Start of Dataset content

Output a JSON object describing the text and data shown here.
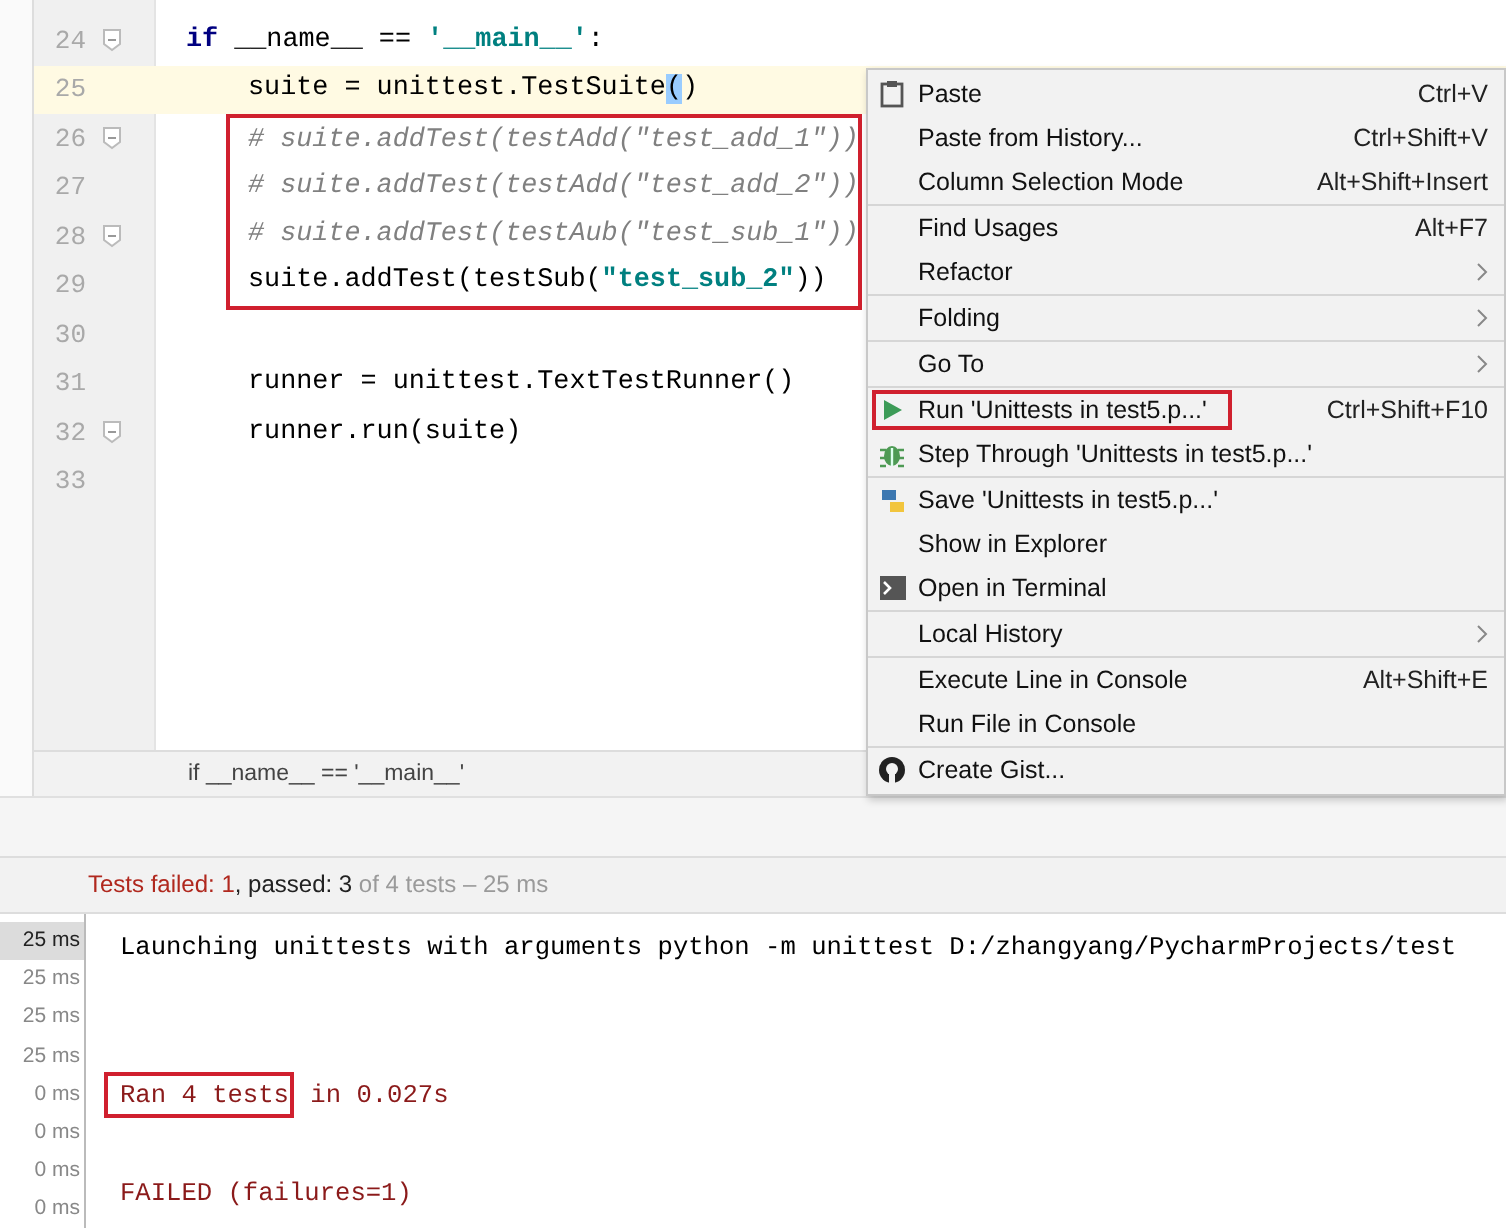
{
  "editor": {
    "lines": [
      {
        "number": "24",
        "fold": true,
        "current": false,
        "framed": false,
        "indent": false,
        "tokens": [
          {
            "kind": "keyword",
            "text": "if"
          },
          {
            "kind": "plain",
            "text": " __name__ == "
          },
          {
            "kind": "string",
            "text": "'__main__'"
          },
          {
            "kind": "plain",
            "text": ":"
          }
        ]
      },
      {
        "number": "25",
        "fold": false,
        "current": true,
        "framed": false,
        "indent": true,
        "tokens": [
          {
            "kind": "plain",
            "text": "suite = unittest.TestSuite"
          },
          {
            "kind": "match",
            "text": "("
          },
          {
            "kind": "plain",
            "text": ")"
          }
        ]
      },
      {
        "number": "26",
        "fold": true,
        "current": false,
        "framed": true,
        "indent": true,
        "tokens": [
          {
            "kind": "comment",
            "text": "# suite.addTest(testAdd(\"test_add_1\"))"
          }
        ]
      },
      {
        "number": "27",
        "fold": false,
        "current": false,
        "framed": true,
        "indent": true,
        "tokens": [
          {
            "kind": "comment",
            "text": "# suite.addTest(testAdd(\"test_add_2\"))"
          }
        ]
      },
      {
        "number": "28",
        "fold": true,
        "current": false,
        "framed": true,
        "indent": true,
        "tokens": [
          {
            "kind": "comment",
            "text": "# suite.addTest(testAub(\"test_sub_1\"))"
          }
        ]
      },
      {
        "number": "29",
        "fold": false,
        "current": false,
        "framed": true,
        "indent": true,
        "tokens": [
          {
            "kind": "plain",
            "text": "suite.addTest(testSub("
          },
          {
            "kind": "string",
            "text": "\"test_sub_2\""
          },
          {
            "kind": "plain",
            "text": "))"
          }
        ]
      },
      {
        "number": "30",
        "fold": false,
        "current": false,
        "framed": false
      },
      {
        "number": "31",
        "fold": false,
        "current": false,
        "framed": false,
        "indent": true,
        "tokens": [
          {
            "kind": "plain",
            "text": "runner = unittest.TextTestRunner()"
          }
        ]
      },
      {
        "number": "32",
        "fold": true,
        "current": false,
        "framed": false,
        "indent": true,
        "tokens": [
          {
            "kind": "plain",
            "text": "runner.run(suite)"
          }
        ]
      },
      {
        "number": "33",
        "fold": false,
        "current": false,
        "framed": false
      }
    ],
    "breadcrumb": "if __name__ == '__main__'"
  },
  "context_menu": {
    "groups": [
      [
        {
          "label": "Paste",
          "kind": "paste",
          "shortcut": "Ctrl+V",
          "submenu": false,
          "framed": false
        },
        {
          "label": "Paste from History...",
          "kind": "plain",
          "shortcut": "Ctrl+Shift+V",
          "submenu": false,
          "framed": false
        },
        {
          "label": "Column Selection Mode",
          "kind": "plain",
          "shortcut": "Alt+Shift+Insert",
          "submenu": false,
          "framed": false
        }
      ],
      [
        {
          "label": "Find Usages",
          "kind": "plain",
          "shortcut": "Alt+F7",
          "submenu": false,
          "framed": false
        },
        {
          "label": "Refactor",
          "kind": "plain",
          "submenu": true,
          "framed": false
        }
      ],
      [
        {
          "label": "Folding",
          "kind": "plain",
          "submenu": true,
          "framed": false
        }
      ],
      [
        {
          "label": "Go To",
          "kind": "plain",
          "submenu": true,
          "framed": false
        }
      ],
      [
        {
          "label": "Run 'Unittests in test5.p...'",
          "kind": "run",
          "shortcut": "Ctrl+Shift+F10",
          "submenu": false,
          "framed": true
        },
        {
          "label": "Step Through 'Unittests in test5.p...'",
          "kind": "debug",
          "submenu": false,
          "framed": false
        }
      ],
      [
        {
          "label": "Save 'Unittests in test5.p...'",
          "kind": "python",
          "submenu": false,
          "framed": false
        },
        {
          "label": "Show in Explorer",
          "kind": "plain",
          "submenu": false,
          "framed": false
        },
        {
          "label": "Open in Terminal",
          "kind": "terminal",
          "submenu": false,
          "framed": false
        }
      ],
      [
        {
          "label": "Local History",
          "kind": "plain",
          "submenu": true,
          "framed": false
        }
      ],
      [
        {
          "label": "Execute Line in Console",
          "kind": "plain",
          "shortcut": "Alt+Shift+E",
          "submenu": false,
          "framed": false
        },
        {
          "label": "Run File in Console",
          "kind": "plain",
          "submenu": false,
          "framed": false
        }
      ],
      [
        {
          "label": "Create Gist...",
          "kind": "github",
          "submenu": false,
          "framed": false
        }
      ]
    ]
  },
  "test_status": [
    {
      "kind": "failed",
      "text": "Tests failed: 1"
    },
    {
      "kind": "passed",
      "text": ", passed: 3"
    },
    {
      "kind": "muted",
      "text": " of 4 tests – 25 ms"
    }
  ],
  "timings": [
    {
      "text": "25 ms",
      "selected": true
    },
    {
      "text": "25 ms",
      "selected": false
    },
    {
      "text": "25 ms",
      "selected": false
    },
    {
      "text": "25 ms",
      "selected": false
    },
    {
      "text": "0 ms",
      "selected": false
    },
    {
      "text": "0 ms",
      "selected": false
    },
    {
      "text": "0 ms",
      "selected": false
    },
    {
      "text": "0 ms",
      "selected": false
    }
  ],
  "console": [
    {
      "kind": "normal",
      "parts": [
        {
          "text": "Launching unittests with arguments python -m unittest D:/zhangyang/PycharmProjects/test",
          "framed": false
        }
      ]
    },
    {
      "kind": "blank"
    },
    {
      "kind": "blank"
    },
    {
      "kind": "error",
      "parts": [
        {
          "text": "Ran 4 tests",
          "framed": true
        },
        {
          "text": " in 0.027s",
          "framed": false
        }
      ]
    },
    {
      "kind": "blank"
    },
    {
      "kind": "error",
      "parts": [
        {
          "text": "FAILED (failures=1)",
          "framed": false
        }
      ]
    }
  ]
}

End of Dataset content
Start of Dataset content

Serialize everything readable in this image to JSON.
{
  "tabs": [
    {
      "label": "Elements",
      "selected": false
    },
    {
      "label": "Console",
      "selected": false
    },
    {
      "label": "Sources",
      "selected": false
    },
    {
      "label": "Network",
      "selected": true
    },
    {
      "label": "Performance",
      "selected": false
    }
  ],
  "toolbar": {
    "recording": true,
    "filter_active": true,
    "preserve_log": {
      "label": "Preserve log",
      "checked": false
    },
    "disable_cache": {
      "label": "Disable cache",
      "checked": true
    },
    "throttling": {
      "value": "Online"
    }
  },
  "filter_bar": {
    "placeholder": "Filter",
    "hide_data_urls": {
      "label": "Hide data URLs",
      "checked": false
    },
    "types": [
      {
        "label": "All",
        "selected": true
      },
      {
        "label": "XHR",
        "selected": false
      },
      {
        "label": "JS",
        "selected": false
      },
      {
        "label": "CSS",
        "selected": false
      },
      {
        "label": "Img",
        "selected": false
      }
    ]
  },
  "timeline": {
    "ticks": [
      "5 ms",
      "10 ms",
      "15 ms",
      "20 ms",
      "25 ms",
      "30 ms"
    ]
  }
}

End of Dataset content

From the entries, report each line that includes the word "Shift".

          "shortcut": "Ctrl+Shift+V",
          "shortcut": "Alt+Shift+Insert",
          "shortcut": "Ctrl+Shift+F10",
          "shortcut": "Alt+Shift+E",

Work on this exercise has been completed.